--- EXERCISE INPUTS ---

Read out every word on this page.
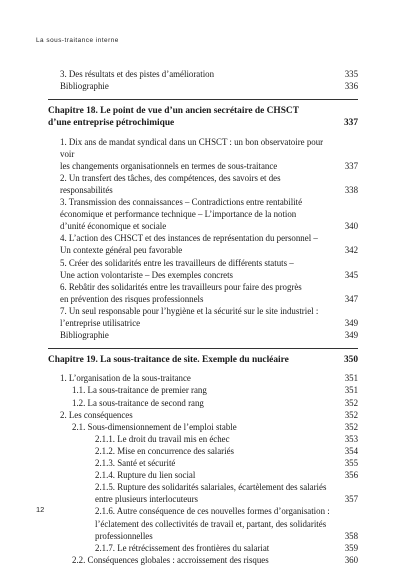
La sous-traitance interne
3. Des résultats et des pistes d’amélioration	335
Bibliographie	336
Chapitre 18. Le point de vue d’un ancien secrétaire de CHSCT
d’une entreprise pétrochimique	337
1. Dix ans de mandat syndical dans un CHSCT : un bon observatoire pour voir
les changements organisationnels en termes de sous-traitance	337
2. Un transfert des tâches, des compétences, des savoirs et des responsabilités	338
3. Transmission des connaissances – Contradictions entre rentabilité
économique et performance technique – L’importance de la notion
d’unité économique et sociale	340
4. L’action des CHSCT et des instances de représentation du personnel –
Un contexte général peu favorable	342
5. Créer des solidarités entre les travailleurs de différents statuts –
Une action volontariste – Des exemples concrets	345
6. Rebâtir des solidarités entre les travailleurs pour faire des progrès
en prévention des risques professionnels	347
7. Un seul responsable pour l’hygiène et la sécurité sur le site industriel :
l’entreprise utilisatrice	349
Bibliographie	349
Chapitre 19. La sous-traitance de site. Exemple du nucléaire	350
1. L’organisation de la sous-traitance	351
1.1. La sous-traitance de premier rang	351
1.2. La sous-traitance de second rang	352
2. Les conséquences	352
2.1. Sous-dimensionnement de l’emploi stable	352
2.1.1. Le droit du travail mis en échec	353
2.1.2. Mise en concurrence des salariés	354
2.1.3. Santé et sécurité	355
2.1.4. Rupture du lien social	356
2.1.5. Rupture des solidarités salariales, écartèlement des salariés
entre plusieurs interlocuteurs	357
2.1.6. Autre conséquence de ces nouvelles formes d’organisation :
l’éclatement des collectivités de travail et, partant, des solidarités
professionnelles	358
2.1.7. Le rétrécissement des frontières du salariat	359
2.2. Conséquences globales : accroissement des risques	360
12
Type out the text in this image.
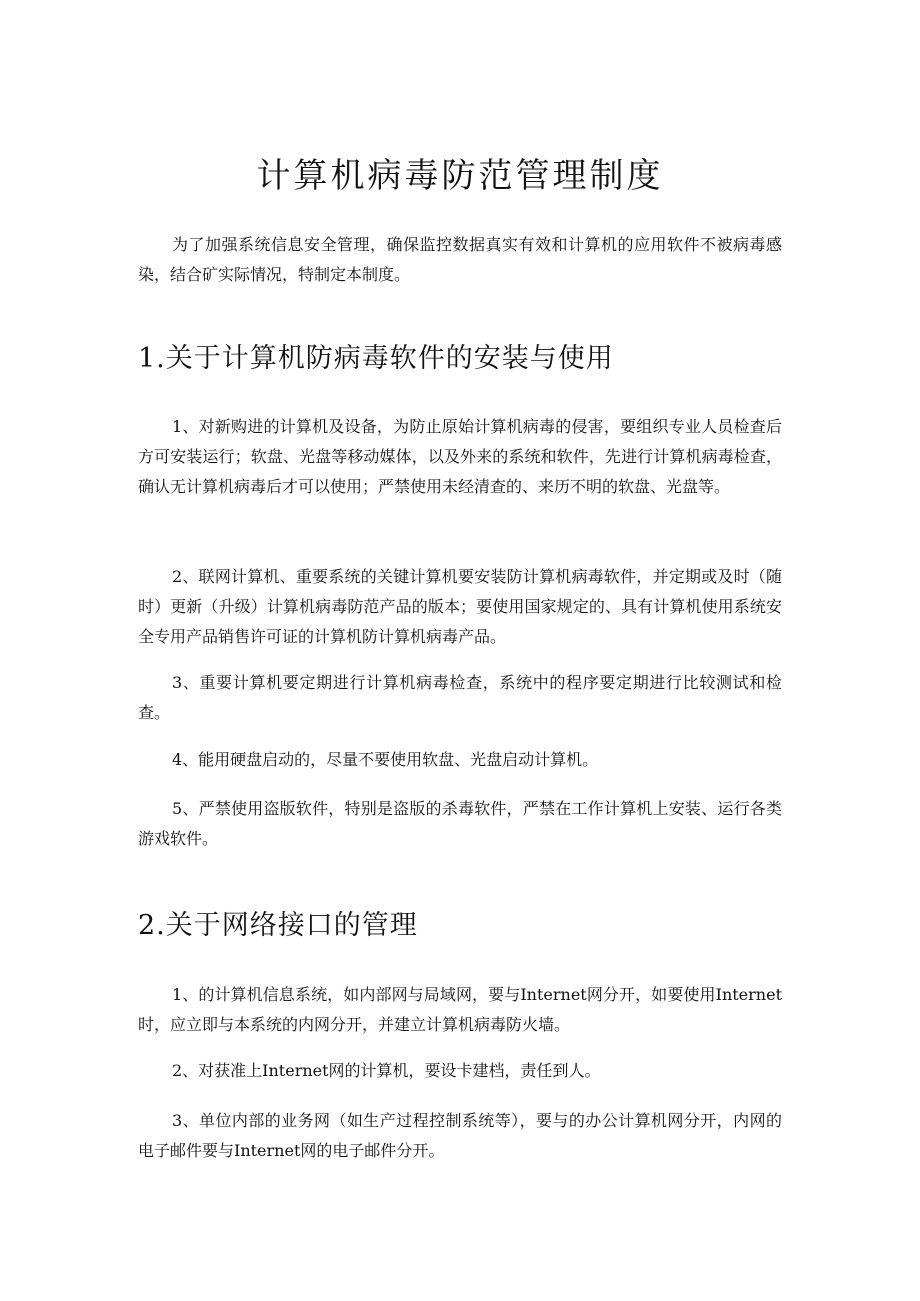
计算机病毒防范管理制度

为了加强系统信息安全管理，确保监控数据真实有效和计算机的应用软件不被病毒感染，结合矿实际情况，特制定本制度。

1.关于计算机防病毒软件的安装与使用

1、对新购进的计算机及设备，为防止原始计算机病毒的侵害，要组织专业人员检查后方可安装运行；软盘、光盘等移动媒体，以及外来的系统和软件，先进行计算机病毒检查，确认无计算机病毒后才可以使用；严禁使用未经清查的、来历不明的软盘、光盘等。

2、联网计算机、重要系统的关键计算机要安装防计算机病毒软件，并定期或及时（随时）更新（升级）计算机病毒防范产品的版本；要使用国家规定的、具有计算机使用系统安全专用产品销售许可证的计算机防计算机病毒产品。

3、重要计算机要定期进行计算机病毒检查，系统中的程序要定期进行比较测试和检查。

4、能用硬盘启动的，尽量不要使用软盘、光盘启动计算机。

5、严禁使用盗版软件，特别是盗版的杀毒软件，严禁在工作计算机上安装、运行各类游戏软件。

2.关于网络接口的管理

1、的计算机信息系统，如内部网与局域网，要与Internet网分开，如要使用Internet时，应立即与本系统的内网分开，并建立计算机病毒防火墙。

2、对获准上Internet网的计算机，要设卡建档，责任到人。

3、单位内部的业务网（如生产过程控制系统等），要与的办公计算机网分开，内网的电子邮件要与Internet网的电子邮件分开。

---

## AIM
Write out the lines of the listing from the one that holds "Type out the text in this image." to the very last line, both included, exactly as they appear and without any pictures.

## SOLUTION FOR THIS EXERCISE
Type out the text in this image.
计算机病毒防范管理制度

为了加强系统信息安全管理，确保监控数据真实有效和计算机的应用软件不被病毒感染，结合矿实际情况，特制定本制度。

1.关于计算机防病毒软件的安装与使用

1、对新购进的计算机及设备，为防止原始计算机病毒的侵害，要组织专业人员检查后方可安装运行；软盘、光盘等移动媒体，以及外来的系统和软件，先进行计算机病毒检查，确认无计算机病毒后才可以使用；严禁使用未经清查的、来历不明的软盘、光盘等。

2、联网计算机、重要系统的关键计算机要安装防计算机病毒软件，并定期或及时（随时）更新（升级）计算机病毒防范产品的版本；要使用国家规定的、具有计算机使用系统安全专用产品销售许可证的计算机防计算机病毒产品。

3、重要计算机要定期进行计算机病毒检查，系统中的程序要定期进行比较测试和检查。

4、能用硬盘启动的，尽量不要使用软盘、光盘启动计算机。

5、严禁使用盗版软件，特别是盗版的杀毒软件，严禁在工作计算机上安装、运行各类游戏软件。

2.关于网络接口的管理

1、的计算机信息系统，如内部网与局域网，要与Internet网分开，如要使用Internet时，应立即与本系统的内网分开，并建立计算机病毒防火墙。

2、对获准上Internet网的计算机，要设卡建档，责任到人。

3、单位内部的业务网（如生产过程控制系统等），要与的办公计算机网分开，内网的电子邮件要与Internet网的电子邮件分开。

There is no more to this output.